**PROMPT**. Identify each line in the listing below that contains the string "column", and copy those lines. Treat uppercase and lowercase as different.

**PROVIDED DATA**.
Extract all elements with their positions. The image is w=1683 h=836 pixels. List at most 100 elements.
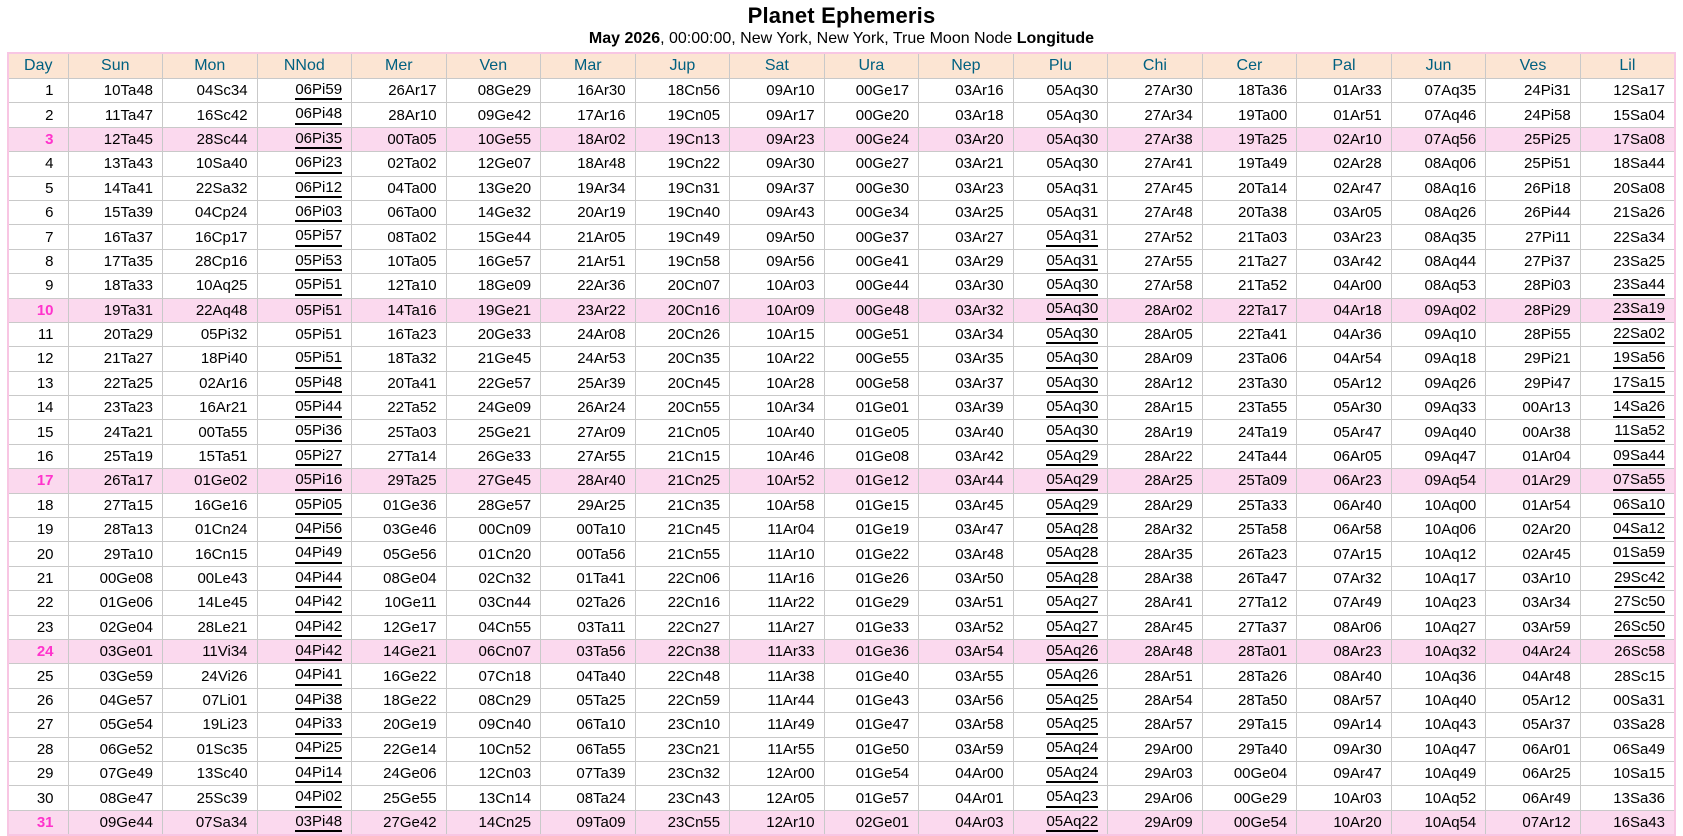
day-cell: 17 [7,468,69,494]
pal-cell: 01Ar51 [1296,102,1392,128]
sun-cell: 29Ta10 [67,541,164,567]
retrograde-value: 04Pi42 [295,594,343,613]
ephemeris-row: 12 21Ta27 18Pi40 05Pi51 18Ta32 21Ge45 24Ar53 20… [7,346,1676,372]
retrograde-value: 04Pi14 [295,764,343,784]
ves-cell: 04Ar48 [1485,663,1581,689]
jup-cell: 23Cn32 [634,760,731,787]
mon-cell: 05Pi32 [162,321,258,348]
retrograde-value: 04Pi25 [295,740,343,759]
retrograde-value: 17Sa15 [1613,374,1665,394]
jun-cell: 09Aq10 [1390,321,1487,348]
pal-cell: 08Ar57 [1296,687,1392,714]
sat-cell: 09Ar10 [729,77,825,104]
ephemeris-row: 31 09Ge44 07Sa34 03Pi48 27Ge42 14Cn25 09Ta09 23… [7,809,1676,836]
mon-cell: 16Cp17 [162,224,258,250]
jun-cell: 10Aq23 [1390,590,1487,616]
jup-cell: 20Cn35 [634,346,731,372]
mar-cell: 07Ta39 [540,760,636,787]
cer-cell: 18Ta36 [1201,77,1298,104]
mon-cell: 28Sc44 [162,126,258,153]
ura-cell: 01Ge43 [823,687,920,714]
nep-cell: 03Ar59 [918,736,1014,762]
cer-cell: 29Ta40 [1201,736,1298,762]
column-header-lil: Lil [1579,52,1676,79]
pal-cell: 08Ar40 [1296,663,1392,689]
mer-cell: 25Ta03 [351,419,447,445]
nnod-cell: 04Pi44 [256,565,353,592]
ura-cell: 00Ge37 [823,224,920,250]
jup-cell: 21Cn15 [634,443,731,470]
nnod-cell: 04Pi56 [256,517,353,543]
mer-cell: 02Ta02 [351,151,447,177]
nnod-cell: 05Pi44 [256,395,353,421]
nep-cell: 03Ar45 [918,492,1014,519]
lil-cell: 22Sa02 [1579,321,1676,348]
cer-cell: 24Ta44 [1201,443,1298,470]
mar-cell: 27Ar09 [540,419,636,445]
pal-cell: 08Ar23 [1296,638,1392,665]
sun-cell: 19Ta31 [67,297,164,323]
ves-cell: 02Ar20 [1485,517,1581,543]
jun-cell: 08Aq44 [1390,248,1487,275]
mer-cell: 08Ta02 [351,224,447,250]
column-header-day: Day [7,52,69,79]
mer-cell: 14Ge21 [351,638,447,665]
pal-cell: 05Ar30 [1296,395,1392,421]
ves-cell: 28Pi29 [1485,297,1581,323]
nnod-cell: 06Pi35 [256,126,353,153]
lil-cell: 01Sa59 [1579,541,1676,567]
mon-cell: 14Le45 [162,590,258,616]
retrograde-value: 05Aq28 [1046,520,1099,540]
mar-cell: 00Ta10 [540,517,636,543]
ven-cell: 25Ge21 [445,419,542,445]
ves-cell: 01Ar29 [1485,468,1581,494]
pal-cell: 07Ar15 [1296,541,1392,567]
nnod-cell: 05Pi36 [256,419,353,445]
ven-cell: 04Cn55 [445,614,542,640]
sun-cell: 26Ta17 [67,468,164,494]
ven-cell: 18Ge09 [445,273,542,299]
ura-cell: 00Ge17 [823,77,920,104]
mer-cell: 27Ge42 [351,809,447,836]
plu-cell: 05Aq24 [1012,736,1109,762]
lil-cell: 14Sa26 [1579,395,1676,421]
day-cell: 1 [7,77,69,104]
day-cell: 15 [7,419,69,445]
sun-cell: 08Ge47 [67,785,164,811]
ves-cell: 00Ar38 [1485,419,1581,445]
column-header-sun: Sun [67,52,164,79]
jun-cell: 10Aq00 [1390,492,1487,519]
jun-cell: 09Aq02 [1390,297,1487,323]
ves-cell: 29Pi21 [1485,346,1581,372]
nep-cell: 03Ar30 [918,273,1014,299]
nep-cell: 03Ar21 [918,151,1014,177]
nnod-cell: 03Pi48 [256,809,353,836]
ven-cell: 02Cn32 [445,565,542,592]
plu-cell: 05Aq30 [1012,77,1109,104]
retrograde-value: 05Aq30 [1046,277,1099,296]
ephemeris-row: 22 01Ge06 14Le45 04Pi42 10Ge11 03Cn44 02Ta26 22… [7,590,1676,616]
ura-cell: 01Ge26 [823,565,920,592]
retrograde-value: 05Pi05 [295,496,343,516]
lil-cell: 27Sc50 [1579,590,1676,616]
day-cell: 21 [7,565,69,592]
cer-cell: 19Ta49 [1201,151,1298,177]
lil-cell: 06Sa10 [1579,492,1676,519]
chi-cell: 27Ar55 [1107,248,1203,275]
nnod-cell: 04Pi02 [256,785,353,811]
sun-cell: 21Ta27 [67,346,164,372]
ves-cell: 28Pi55 [1485,321,1581,348]
mer-cell: 06Ta00 [351,199,447,226]
lil-cell: 18Sa44 [1579,151,1676,177]
sun-cell: 11Ta47 [67,102,164,128]
ephemeris-row: 1 10Ta48 04Sc34 06Pi59 26Ar17 08Ge29 16Ar30 18C… [7,77,1676,104]
jun-cell: 09Aq18 [1390,346,1487,372]
jun-cell: 10Aq17 [1390,565,1487,592]
plu-cell: 05Aq26 [1012,638,1109,665]
mon-cell: 10Sa40 [162,151,258,177]
sat-cell: 09Ar17 [729,102,825,128]
retrograde-value: 22Sa02 [1613,325,1665,345]
ura-cell: 00Ge44 [823,273,920,299]
day-cell: 27 [7,712,69,738]
day-cell: 7 [7,224,69,250]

**ANSWER TO THE TASK**.
column-header-lil: Lil [1579,52,1676,79]
column-header-day: Day [7,52,69,79]
column-header-sun: Sun [67,52,164,79]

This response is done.